■ **Task requirements**
The records below are to be set down again exactly, with the pictures left out.

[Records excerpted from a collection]
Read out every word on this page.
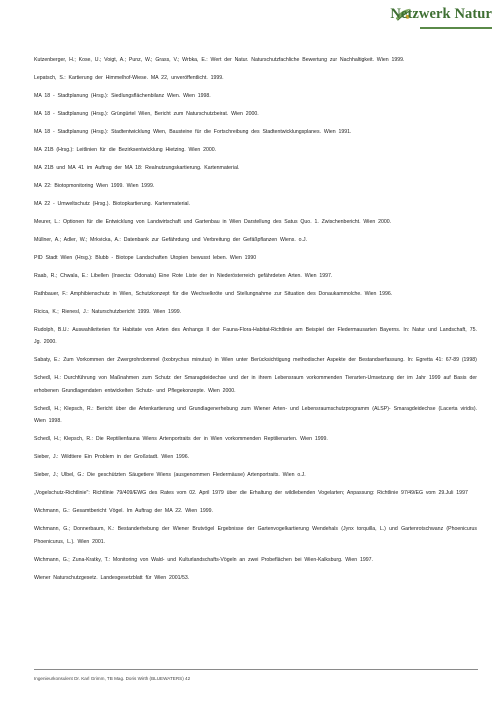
Netzwerk Natur

Kutzenberger, H.; Kose, U.; Voigt, A.; Punz, W.; Grass, V.; Wrbka, E.: Wert der Natur. Naturschutzfachliche Bewertung zur Nachhaltigkeit. Wien 1999.

Lepatsch, S.: Kartierung der Himmelhof-Wiese. MA 22, unveröffentlicht. 1999.

MA 18 - Stadtplanung (Hrsg.): Siedlungsflächenbilanz Wien. Wien 1998.

MA 18 - Stadtplanung (Hrsg.): Grüngürtel Wien, Bericht zum Naturschutzbeirat. Wien 2000.

MA 18 - Stadtplanung (Hrsg.): Stadtentwicklung Wien, Bausteine für die Fortschreibung des Stadtentwicklungsplanes. Wien 1991.

MA 21B (Hrsg.): Leitlinien für die Bezirksentwicklung Hietzing. Wien 2000.

MA 21B und MA 41 im Auftrag der MA 18: Realnutzungskartierung. Kartenmaterial.

MA 22: Biotopmonitoring Wien 1999. Wien 1999.

MA 22 - Umweltschutz (Hrsg.). Biotopkartierung. Kartenmaterial.

Meurer, L.: Optionen für die Entwicklung von Landwirtschaft und Gartenbau in Wien Darstellung des Satus Quo. 1. Zwischenbericht. Wien 2000.

Müllner, A.; Adler, W.; Mrkvicka, A.: Datenbank zur Gefährdung und Verbreitung der Gefäßpflanzen Wiens. o.J.

PID Stadt Wien (Hrsg.): Blubb - Biotope Landschaften Utopien bewusst leben. Wien 1990

Raab, R.; Chwala, E.: Libellen (Insecta: Odonata) Eine Rote Liste der in Niederösterreich gefährdeten Arten. Wien 1997.

Rathbauer, F.: Amphibienschutz in Wien, Schutzkonzept für die Wechselkröte und Stellungnahme zur Situation des Donaukammolche. Wien 1996.

Ricica, K.; Rienesl, J.: Naturschutzbericht 1999. Wien 1999.

Rudolph, B.U.: Auswahlkriterien für Habitate von Arten des Anhangs II der Fauna-Flora-Habitat-Richtlinie am Beispiel der Fledermausarten Bayerns. In: Natur und Landschaft, 75. Jg. 2000.

Sabaty, E.: Zum Vorkommen der Zwergrohrdommel (Ixobrychus minutus) in Wien unter Berücksichtigung methodischer Aspekte der Bestandserfassung. In: Egretta 41: 67-89 (1998)

Schedl, H.: Durchführung von Maßnahmen zum Schutz der Smaragdeidechse und der in ihrem Lebensraum vorkommenden Tierarten-Umsetzung der im Jahr 1999 auf Basis der erhobenen Grundlagendaten entwickelten Schutz- und Pflegekonzepte. Wien 2000.

Schedl, H.; Klepsch, R.: Bericht über die Artenkartierung und Grundlagenerhebung zum Wiener Arten- und Lebensraumschutzprogramm (ALSP)- Smaragdeidechse (Lacerta viridis). Wien 1998.

Schedl, H.; Klepsch, R.: Die Reptilienfauna Wiens Artenportraits der in Wien vorkommenden Reptilienarten. Wien 1999.

Sieber, J.: Wildtiere Ein Problem in der Großstadt. Wien 1996.

Sieber, J.; Ulbel, G.: Die geschützten Säugetiere Wiens (ausgenommen Fledermäuse) Artenportraits. Wien o.J.

„Vogelschutz-Richtlinie": Richtlinie 79/409/EWG des Rates vom 02. April 1979 über die Erhaltung der wildlebenden Vogelarten; Anpassung: Richtlinie 97/49/EG vom 29.Juli 1997

Wichmann, G.: Gesamtbericht Vögel. Im Auftrag der MA 22. Wien 1999.

Wichmann, G.; Donnerbaum, K.: Bestanderhebung der Wiener Brutvögel Ergebnisse der Gartenvogelkartierung Wendehals (Jynx torquilla, L.) und Gartenrotschwanz (Phoenicurus Phoenicurus, L.). Wien 2001.

Wichmann, G.; Zuna-Kratky, T.: Monitoring von Wald- und Kulturlandschafts-Vögeln an zwei Probeflächen bei Wien-Kalksburg. Wien 1997.

Wiener Naturschutzgesetz. Landesgesetzblatt für Wien 2001/53.

Ingenieurkonsulent Dr. Karl Grimm, TB Mag. Doris Wirth (BLUEWATERS) 42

■ **Response area**
Read out every word on this page.
Netzwerk Natur

Kutzenberger, H.; Kose, U.; Voigt, A.; Punz, W.; Grass, V.; Wrbka, E.: Wert der Natur. Naturschutzfachliche Bewertung zur Nachhaltigkeit. Wien 1999.

Lepatsch, S.: Kartierung der Himmelhof-Wiese. MA 22, unveröffentlicht. 1999.

MA 18 - Stadtplanung (Hrsg.): Siedlungsflächenbilanz Wien. Wien 1998.

MA 18 - Stadtplanung (Hrsg.): Grüngürtel Wien, Bericht zum Naturschutzbeirat. Wien 2000.

MA 18 - Stadtplanung (Hrsg.): Stadtentwicklung Wien, Bausteine für die Fortschreibung des Stadtentwicklungsplanes. Wien 1991.

MA 21B (Hrsg.): Leitlinien für die Bezirksentwicklung Hietzing. Wien 2000.

MA 21B und MA 41 im Auftrag der MA 18: Realnutzungskartierung. Kartenmaterial.

MA 22: Biotopmonitoring Wien 1999. Wien 1999.

MA 22 - Umweltschutz (Hrsg.). Biotopkartierung. Kartenmaterial.

Meurer, L.: Optionen für die Entwicklung von Landwirtschaft und Gartenbau in Wien Darstellung des Satus Quo. 1. Zwischenbericht. Wien 2000.

Müllner, A.; Adler, W.; Mrkvicka, A.: Datenbank zur Gefährdung und Verbreitung der Gefäßpflanzen Wiens. o.J.

PID Stadt Wien (Hrsg.): Blubb - Biotope Landschaften Utopien bewusst leben. Wien 1990

Raab, R.; Chwala, E.: Libellen (Insecta: Odonata) Eine Rote Liste der in Niederösterreich gefährdeten Arten. Wien 1997.

Rathbauer, F.: Amphibienschutz in Wien, Schutzkonzept für die Wechselkröte und Stellungnahme zur Situation des Donaukammolche. Wien 1996.

Ricica, K.; Rienesl, J.: Naturschutzbericht 1999. Wien 1999.

Rudolph, B.U.: Auswahlkriterien für Habitate von Arten des Anhangs II der Fauna-Flora-Habitat-Richtlinie am Beispiel der Fledermausarten Bayerns. In: Natur und Landschaft, 75. Jg. 2000.

Sabaty, E.: Zum Vorkommen der Zwergrohrdommel (Ixobrychus minutus) in Wien unter Berücksichtigung methodischer Aspekte der Bestandserfassung. In: Egretta 41: 67-89 (1998)

Schedl, H.: Durchführung von Maßnahmen zum Schutz der Smaragdeidechse und der in ihrem Lebensraum vorkommenden Tierarten-Umsetzung der im Jahr 1999 auf Basis der erhobenen Grundlagendaten entwickelten Schutz- und Pflegekonzepte. Wien 2000.

Schedl, H.; Klepsch, R.: Bericht über die Artenkartierung und Grundlagenerhebung zum Wiener Arten- und Lebensraumschutzprogramm (ALSP)- Smaragdeidechse (Lacerta viridis). Wien 1998.

Schedl, H.; Klepsch, R.: Die Reptilienfauna Wiens Artenportraits der in Wien vorkommenden Reptilienarten. Wien 1999.

Sieber, J.: Wildtiere Ein Problem in der Großstadt. Wien 1996.

Sieber, J.; Ulbel, G.: Die geschützten Säugetiere Wiens (ausgenommen Fledermäuse) Artenportraits. Wien o.J.

„Vogelschutz-Richtlinie": Richtlinie 79/409/EWG des Rates vom 02. April 1979 über die Erhaltung der wildlebenden Vogelarten; Anpassung: Richtlinie 97/49/EG vom 29.Juli 1997

Wichmann, G.: Gesamtbericht Vögel. Im Auftrag der MA 22. Wien 1999.

Wichmann, G.; Donnerbaum, K.: Bestanderhebung der Wiener Brutvögel Ergebnisse der Gartenvogelkartierung Wendehals (Jynx torquilla, L.) und Gartenrotschwanz (Phoenicurus Phoenicurus, L.). Wien 2001.

Wichmann, G.; Zuna-Kratky, T.: Monitoring von Wald- und Kulturlandschafts-Vögeln an zwei Probeflächen bei Wien-Kalksburg. Wien 1997.

Wiener Naturschutzgesetz. Landesgesetzblatt für Wien 2001/53.

Ingenieurkonsulent Dr. Karl Grimm, TB Mag. Doris Wirth (BLUEWATERS) 42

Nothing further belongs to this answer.